Source data:

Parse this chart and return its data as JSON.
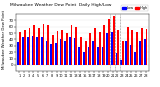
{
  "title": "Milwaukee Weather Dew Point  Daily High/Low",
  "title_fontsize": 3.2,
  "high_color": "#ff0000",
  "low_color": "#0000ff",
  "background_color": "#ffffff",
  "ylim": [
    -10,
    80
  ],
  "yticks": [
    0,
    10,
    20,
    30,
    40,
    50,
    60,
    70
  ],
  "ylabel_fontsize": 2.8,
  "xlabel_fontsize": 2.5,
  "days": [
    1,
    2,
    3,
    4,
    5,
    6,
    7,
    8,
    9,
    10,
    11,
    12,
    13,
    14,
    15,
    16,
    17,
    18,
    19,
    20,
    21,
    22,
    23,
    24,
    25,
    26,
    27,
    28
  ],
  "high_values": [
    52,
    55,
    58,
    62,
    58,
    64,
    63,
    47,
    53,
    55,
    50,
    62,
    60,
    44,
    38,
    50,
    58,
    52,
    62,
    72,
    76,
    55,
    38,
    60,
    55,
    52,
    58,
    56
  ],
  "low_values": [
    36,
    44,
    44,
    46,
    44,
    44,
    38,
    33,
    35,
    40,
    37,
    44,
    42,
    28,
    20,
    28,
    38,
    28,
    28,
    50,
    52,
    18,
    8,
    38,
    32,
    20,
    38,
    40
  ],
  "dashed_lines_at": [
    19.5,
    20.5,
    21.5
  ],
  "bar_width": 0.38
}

What to work on: Return all of the entries word for word, but omit the pictures.

Exercise result:
Parse this chart and return its data as JSON.
{
  "title": "Milwaukee Weather Dew Point  Daily High/Low",
  "title_fontsize": 3.2,
  "high_color": "#ff0000",
  "low_color": "#0000ff",
  "background_color": "#ffffff",
  "ylim": [
    -10,
    80
  ],
  "yticks": [
    0,
    10,
    20,
    30,
    40,
    50,
    60,
    70
  ],
  "ylabel_fontsize": 2.8,
  "xlabel_fontsize": 2.5,
  "days": [
    1,
    2,
    3,
    4,
    5,
    6,
    7,
    8,
    9,
    10,
    11,
    12,
    13,
    14,
    15,
    16,
    17,
    18,
    19,
    20,
    21,
    22,
    23,
    24,
    25,
    26,
    27,
    28
  ],
  "high_values": [
    52,
    55,
    58,
    62,
    58,
    64,
    63,
    47,
    53,
    55,
    50,
    62,
    60,
    44,
    38,
    50,
    58,
    52,
    62,
    72,
    76,
    55,
    38,
    60,
    55,
    52,
    58,
    56
  ],
  "low_values": [
    36,
    44,
    44,
    46,
    44,
    44,
    38,
    33,
    35,
    40,
    37,
    44,
    42,
    28,
    20,
    28,
    38,
    28,
    28,
    50,
    52,
    18,
    8,
    38,
    32,
    20,
    38,
    40
  ],
  "dashed_lines_at": [
    19.5,
    20.5,
    21.5
  ],
  "bar_width": 0.38
}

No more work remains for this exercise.